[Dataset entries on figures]
══════════════════════════════

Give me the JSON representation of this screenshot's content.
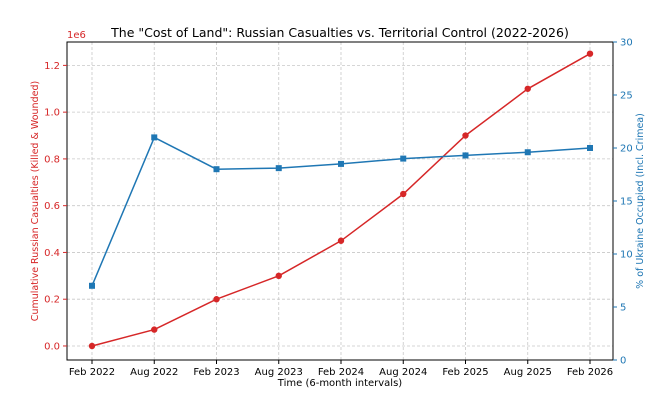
{
  "chart_data": {
    "type": "line",
    "title": "The \"Cost of Land\": Russian Casualties vs. Territorial Control (2022-2026)",
    "xlabel": "Time (6-month intervals)",
    "categories": [
      "Feb 2022",
      "Aug 2022",
      "Feb 2023",
      "Aug 2023",
      "Feb 2024",
      "Aug 2024",
      "Feb 2025",
      "Aug 2025",
      "Feb 2026"
    ],
    "left_axis": {
      "label": "Cumulative Russian Casualties (Killed & Wounded)",
      "offset_text": "1e6",
      "ylim": [
        -0.06,
        1.3
      ],
      "ticks": [
        0.0,
        0.2,
        0.4,
        0.6,
        0.8,
        1.0,
        1.2
      ],
      "tick_labels": [
        "0.0",
        "0.2",
        "0.4",
        "0.6",
        "0.8",
        "1.0",
        "1.2"
      ],
      "color": "#d62728"
    },
    "right_axis": {
      "label": "% of Ukraine Occupied (Incl. Crimea)",
      "ylim": [
        0,
        30
      ],
      "ticks": [
        0,
        5,
        10,
        15,
        20,
        25,
        30
      ],
      "tick_labels": [
        "0",
        "5",
        "10",
        "15",
        "20",
        "25",
        "30"
      ],
      "color": "#1f77b4"
    },
    "series": [
      {
        "name": "Cumulative Russian Casualties",
        "axis": "left",
        "color": "#d62728",
        "marker": "circle",
        "values": [
          0.0,
          0.07,
          0.2,
          0.3,
          0.45,
          0.65,
          0.9,
          1.1,
          1.25
        ]
      },
      {
        "name": "% of Ukraine Occupied",
        "axis": "right",
        "color": "#1f77b4",
        "marker": "square",
        "values": [
          7.0,
          21.0,
          18.0,
          18.1,
          18.5,
          19.0,
          19.3,
          19.6,
          20.0
        ]
      }
    ],
    "grid": true
  }
}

══════════════════════════════

§ REQUIREMENT
From the data above, write out everything exactly except the pictures.

§ THE ANSWER
Give me the JSON representation of this screenshot's content.
{
  "chart_data": {
    "type": "line",
    "title": "The \"Cost of Land\": Russian Casualties vs. Territorial Control (2022-2026)",
    "xlabel": "Time (6-month intervals)",
    "categories": [
      "Feb 2022",
      "Aug 2022",
      "Feb 2023",
      "Aug 2023",
      "Feb 2024",
      "Aug 2024",
      "Feb 2025",
      "Aug 2025",
      "Feb 2026"
    ],
    "left_axis": {
      "label": "Cumulative Russian Casualties (Killed & Wounded)",
      "offset_text": "1e6",
      "ylim": [
        -0.06,
        1.3
      ],
      "ticks": [
        0.0,
        0.2,
        0.4,
        0.6,
        0.8,
        1.0,
        1.2
      ],
      "tick_labels": [
        "0.0",
        "0.2",
        "0.4",
        "0.6",
        "0.8",
        "1.0",
        "1.2"
      ],
      "color": "#d62728"
    },
    "right_axis": {
      "label": "% of Ukraine Occupied (Incl. Crimea)",
      "ylim": [
        0,
        30
      ],
      "ticks": [
        0,
        5,
        10,
        15,
        20,
        25,
        30
      ],
      "tick_labels": [
        "0",
        "5",
        "10",
        "15",
        "20",
        "25",
        "30"
      ],
      "color": "#1f77b4"
    },
    "series": [
      {
        "name": "Cumulative Russian Casualties",
        "axis": "left",
        "color": "#d62728",
        "marker": "circle",
        "values": [
          0.0,
          0.07,
          0.2,
          0.3,
          0.45,
          0.65,
          0.9,
          1.1,
          1.25
        ]
      },
      {
        "name": "% of Ukraine Occupied",
        "axis": "right",
        "color": "#1f77b4",
        "marker": "square",
        "values": [
          7.0,
          21.0,
          18.0,
          18.1,
          18.5,
          19.0,
          19.3,
          19.6,
          20.0
        ]
      }
    ],
    "grid": true
  }
}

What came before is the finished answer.